_GIVEN PROBLEM_
All the data should be repeated exactly. Any image in it is left out.
--- Start PROVIDED MATERIAL ---
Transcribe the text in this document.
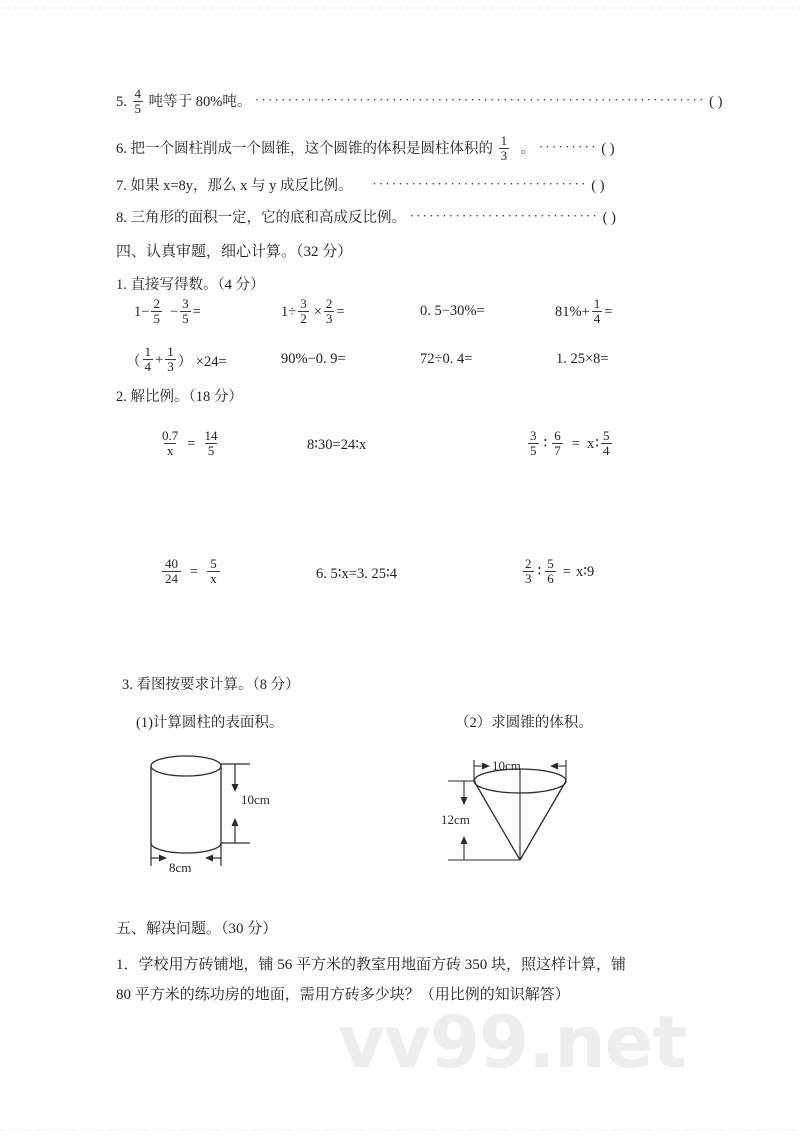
5. $\frac{4}{5}$ 吨等于 80%吨。 ····································································· ( )
6. 把一个圆柱削成一个圆锥，这个圆锥的体积是圆柱体积的 $\frac{1}{3}$ 。 ········· ( )
7. 如果 x=8y，那么 x 与 y 成反比例。 ································· ( )
8. 三角形的面积一定，它的底和高成反比例。 ····························· ( )
四、认真审题，细心计算。（32 分）
1. 直接写得数。（4 分）
$1 - \frac{2}{5} - \frac{3}{5}$ =	$1 \div \frac{3}{2} \times \frac{2}{3}$ =	0. 5−30%=	$81\% + \frac{1}{4}$ =
（ $\frac{1}{4} + \frac{1}{3}$ ） ×24=	90%−0. 9=	72÷0. 4=	1. 25×8=
2. 解比例。（18 分）
$\frac{0.7}{x} = \frac{14}{5}$	8∶30=24∶x	$\frac{3}{5}$ ∶ $\frac{6}{7} = x$ ∶ $\frac{5}{4}$
$\frac{40}{24} = \frac{5}{x}$	6. 5∶x=3. 25∶4	$\frac{2}{3}$ ∶ $\frac{5}{6}$ = x∶9
3. 看图按要求计算。（8 分）
(1)计算圆柱的表面积。	（2）求圆锥的体积。
10cm
8cm
10cm
12cm
五、解决问题。（30 分）
1．学校用方砖铺地，铺 56 平方米的教室用地面方砖 350 块，照这样计算，铺
80 平方米的练功房的地面，需用方砖多少块？（用比例的知识解答）
vv99.net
--- End PROVIDED MATERIAL ---
_TASK RESPONSE_
Transcribe the text in this document.
5. $\frac{4}{5}$ 吨等于 80%吨。 ····································································· ( )
6. 把一个圆柱削成一个圆锥，这个圆锥的体积是圆柱体积的 $\frac{1}{3}$ 。 ········· ( )
7. 如果 x=8y，那么 x 与 y 成反比例。 ································· ( )
8. 三角形的面积一定，它的底和高成反比例。 ····························· ( )
四、认真审题，细心计算。（32 分）
1. 直接写得数。（4 分）
$1 - \frac{2}{5} - \frac{3}{5}$ =	$1 \div \frac{3}{2} \times \frac{2}{3}$ =	0. 5−30%=	$81\% + \frac{1}{4}$ =
（ $\frac{1}{4} + \frac{1}{3}$ ） ×24=	90%−0. 9=	72÷0. 4=	1. 25×8=
2. 解比例。（18 分）
$\frac{0.7}{x} = \frac{14}{5}$	8∶30=24∶x	$\frac{3}{5}$ ∶ $\frac{6}{7} = x$ ∶ $\frac{5}{4}$
$\frac{40}{24} = \frac{5}{x}$	6. 5∶x=3. 25∶4	$\frac{2}{3}$ ∶ $\frac{5}{6}$ = x∶9
3. 看图按要求计算。（8 分）
(1)计算圆柱的表面积。	（2）求圆锥的体积。
10cm
8cm
10cm
12cm
五、解决问题。（30 分）
1．学校用方砖铺地，铺 56 平方米的教室用地面方砖 350 块，照这样计算，铺
80 平方米的练功房的地面，需用方砖多少块？（用比例的知识解答）
vv99.net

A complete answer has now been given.